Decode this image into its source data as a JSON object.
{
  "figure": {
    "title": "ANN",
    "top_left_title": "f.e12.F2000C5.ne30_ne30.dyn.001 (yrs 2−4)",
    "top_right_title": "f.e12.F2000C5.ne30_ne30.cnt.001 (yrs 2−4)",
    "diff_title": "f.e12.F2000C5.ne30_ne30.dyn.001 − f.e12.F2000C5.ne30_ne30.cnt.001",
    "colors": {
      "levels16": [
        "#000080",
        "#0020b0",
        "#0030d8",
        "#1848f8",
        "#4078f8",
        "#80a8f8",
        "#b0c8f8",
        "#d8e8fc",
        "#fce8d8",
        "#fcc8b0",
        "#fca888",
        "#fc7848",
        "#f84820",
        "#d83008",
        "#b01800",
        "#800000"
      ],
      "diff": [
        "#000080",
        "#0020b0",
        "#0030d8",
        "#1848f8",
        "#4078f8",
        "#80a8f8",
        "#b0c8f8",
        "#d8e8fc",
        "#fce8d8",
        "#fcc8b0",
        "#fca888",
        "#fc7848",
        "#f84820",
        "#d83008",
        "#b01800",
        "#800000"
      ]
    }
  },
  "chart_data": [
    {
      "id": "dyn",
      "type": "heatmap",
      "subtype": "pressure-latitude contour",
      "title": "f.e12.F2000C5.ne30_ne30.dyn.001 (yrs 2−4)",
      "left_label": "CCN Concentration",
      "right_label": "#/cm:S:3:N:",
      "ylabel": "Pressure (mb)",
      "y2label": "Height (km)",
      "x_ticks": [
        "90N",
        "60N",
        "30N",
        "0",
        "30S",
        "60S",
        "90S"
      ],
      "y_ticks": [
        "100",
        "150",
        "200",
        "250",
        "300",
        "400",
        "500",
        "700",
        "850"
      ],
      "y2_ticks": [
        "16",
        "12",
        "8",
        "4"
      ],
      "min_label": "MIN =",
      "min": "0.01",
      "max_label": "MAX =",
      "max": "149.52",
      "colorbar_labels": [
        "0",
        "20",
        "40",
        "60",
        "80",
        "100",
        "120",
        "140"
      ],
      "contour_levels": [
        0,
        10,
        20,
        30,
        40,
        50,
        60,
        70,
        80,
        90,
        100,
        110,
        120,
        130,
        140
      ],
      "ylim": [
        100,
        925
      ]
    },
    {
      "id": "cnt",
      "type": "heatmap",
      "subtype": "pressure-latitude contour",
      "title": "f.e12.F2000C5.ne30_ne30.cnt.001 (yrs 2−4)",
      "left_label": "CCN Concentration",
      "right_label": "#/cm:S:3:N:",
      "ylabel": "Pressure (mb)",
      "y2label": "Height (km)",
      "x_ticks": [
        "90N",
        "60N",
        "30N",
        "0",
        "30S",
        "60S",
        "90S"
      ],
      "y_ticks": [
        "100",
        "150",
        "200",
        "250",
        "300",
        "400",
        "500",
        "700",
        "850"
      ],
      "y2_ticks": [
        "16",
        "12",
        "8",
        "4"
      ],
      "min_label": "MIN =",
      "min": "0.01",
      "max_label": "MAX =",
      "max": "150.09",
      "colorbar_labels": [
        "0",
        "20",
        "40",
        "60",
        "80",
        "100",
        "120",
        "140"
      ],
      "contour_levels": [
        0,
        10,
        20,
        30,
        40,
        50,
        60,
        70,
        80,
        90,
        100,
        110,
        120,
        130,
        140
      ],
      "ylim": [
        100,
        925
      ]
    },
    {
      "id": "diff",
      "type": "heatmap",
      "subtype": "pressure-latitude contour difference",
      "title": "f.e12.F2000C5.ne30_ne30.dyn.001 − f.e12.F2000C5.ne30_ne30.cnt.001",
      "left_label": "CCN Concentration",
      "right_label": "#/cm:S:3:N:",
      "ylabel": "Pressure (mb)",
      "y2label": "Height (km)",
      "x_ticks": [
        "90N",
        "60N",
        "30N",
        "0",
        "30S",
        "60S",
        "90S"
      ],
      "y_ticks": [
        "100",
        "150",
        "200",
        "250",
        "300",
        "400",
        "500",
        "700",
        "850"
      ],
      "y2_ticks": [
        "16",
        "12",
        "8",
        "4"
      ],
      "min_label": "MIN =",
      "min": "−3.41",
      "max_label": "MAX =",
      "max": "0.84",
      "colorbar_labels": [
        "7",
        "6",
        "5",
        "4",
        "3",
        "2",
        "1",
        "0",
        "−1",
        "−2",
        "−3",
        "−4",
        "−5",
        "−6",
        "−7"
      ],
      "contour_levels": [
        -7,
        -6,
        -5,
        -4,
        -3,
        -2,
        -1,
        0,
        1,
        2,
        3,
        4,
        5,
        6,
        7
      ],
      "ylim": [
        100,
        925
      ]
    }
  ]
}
....
### [EXERCISE]
Make an exact copy of the records.

### [COMPLETE OUTPUT]
Decode this image into its source data as a JSON object.
{
  "figure": {
    "title": "ANN",
    "top_left_title": "f.e12.F2000C5.ne30_ne30.dyn.001 (yrs 2−4)",
    "top_right_title": "f.e12.F2000C5.ne30_ne30.cnt.001 (yrs 2−4)",
    "diff_title": "f.e12.F2000C5.ne30_ne30.dyn.001 − f.e12.F2000C5.ne30_ne30.cnt.001",
    "colors": {
      "levels16": [
        "#000080",
        "#0020b0",
        "#0030d8",
        "#1848f8",
        "#4078f8",
        "#80a8f8",
        "#b0c8f8",
        "#d8e8fc",
        "#fce8d8",
        "#fcc8b0",
        "#fca888",
        "#fc7848",
        "#f84820",
        "#d83008",
        "#b01800",
        "#800000"
      ],
      "diff": [
        "#000080",
        "#0020b0",
        "#0030d8",
        "#1848f8",
        "#4078f8",
        "#80a8f8",
        "#b0c8f8",
        "#d8e8fc",
        "#fce8d8",
        "#fcc8b0",
        "#fca888",
        "#fc7848",
        "#f84820",
        "#d83008",
        "#b01800",
        "#800000"
      ]
    }
  },
  "chart_data": [
    {
      "id": "dyn",
      "type": "heatmap",
      "subtype": "pressure-latitude contour",
      "title": "f.e12.F2000C5.ne30_ne30.dyn.001 (yrs 2−4)",
      "left_label": "CCN Concentration",
      "right_label": "#/cm:S:3:N:",
      "ylabel": "Pressure (mb)",
      "y2label": "Height (km)",
      "x_ticks": [
        "90N",
        "60N",
        "30N",
        "0",
        "30S",
        "60S",
        "90S"
      ],
      "y_ticks": [
        "100",
        "150",
        "200",
        "250",
        "300",
        "400",
        "500",
        "700",
        "850"
      ],
      "y2_ticks": [
        "16",
        "12",
        "8",
        "4"
      ],
      "min_label": "MIN =",
      "min": "0.01",
      "max_label": "MAX =",
      "max": "149.52",
      "colorbar_labels": [
        "0",
        "20",
        "40",
        "60",
        "80",
        "100",
        "120",
        "140"
      ],
      "contour_levels": [
        0,
        10,
        20,
        30,
        40,
        50,
        60,
        70,
        80,
        90,
        100,
        110,
        120,
        130,
        140
      ],
      "ylim": [
        100,
        925
      ]
    },
    {
      "id": "cnt",
      "type": "heatmap",
      "subtype": "pressure-latitude contour",
      "title": "f.e12.F2000C5.ne30_ne30.cnt.001 (yrs 2−4)",
      "left_label": "CCN Concentration",
      "right_label": "#/cm:S:3:N:",
      "ylabel": "Pressure (mb)",
      "y2label": "Height (km)",
      "x_ticks": [
        "90N",
        "60N",
        "30N",
        "0",
        "30S",
        "60S",
        "90S"
      ],
      "y_ticks": [
        "100",
        "150",
        "200",
        "250",
        "300",
        "400",
        "500",
        "700",
        "850"
      ],
      "y2_ticks": [
        "16",
        "12",
        "8",
        "4"
      ],
      "min_label": "MIN =",
      "min": "0.01",
      "max_label": "MAX =",
      "max": "150.09",
      "colorbar_labels": [
        "0",
        "20",
        "40",
        "60",
        "80",
        "100",
        "120",
        "140"
      ],
      "contour_levels": [
        0,
        10,
        20,
        30,
        40,
        50,
        60,
        70,
        80,
        90,
        100,
        110,
        120,
        130,
        140
      ],
      "ylim": [
        100,
        925
      ]
    },
    {
      "id": "diff",
      "type": "heatmap",
      "subtype": "pressure-latitude contour difference",
      "title": "f.e12.F2000C5.ne30_ne30.dyn.001 − f.e12.F2000C5.ne30_ne30.cnt.001",
      "left_label": "CCN Concentration",
      "right_label": "#/cm:S:3:N:",
      "ylabel": "Pressure (mb)",
      "y2label": "Height (km)",
      "x_ticks": [
        "90N",
        "60N",
        "30N",
        "0",
        "30S",
        "60S",
        "90S"
      ],
      "y_ticks": [
        "100",
        "150",
        "200",
        "250",
        "300",
        "400",
        "500",
        "700",
        "850"
      ],
      "y2_ticks": [
        "16",
        "12",
        "8",
        "4"
      ],
      "min_label": "MIN =",
      "min": "−3.41",
      "max_label": "MAX =",
      "max": "0.84",
      "colorbar_labels": [
        "7",
        "6",
        "5",
        "4",
        "3",
        "2",
        "1",
        "0",
        "−1",
        "−2",
        "−3",
        "−4",
        "−5",
        "−6",
        "−7"
      ],
      "contour_levels": [
        -7,
        -6,
        -5,
        -4,
        -3,
        -2,
        -1,
        0,
        1,
        2,
        3,
        4,
        5,
        6,
        7
      ],
      "ylim": [
        100,
        925
      ]
    }
  ]
}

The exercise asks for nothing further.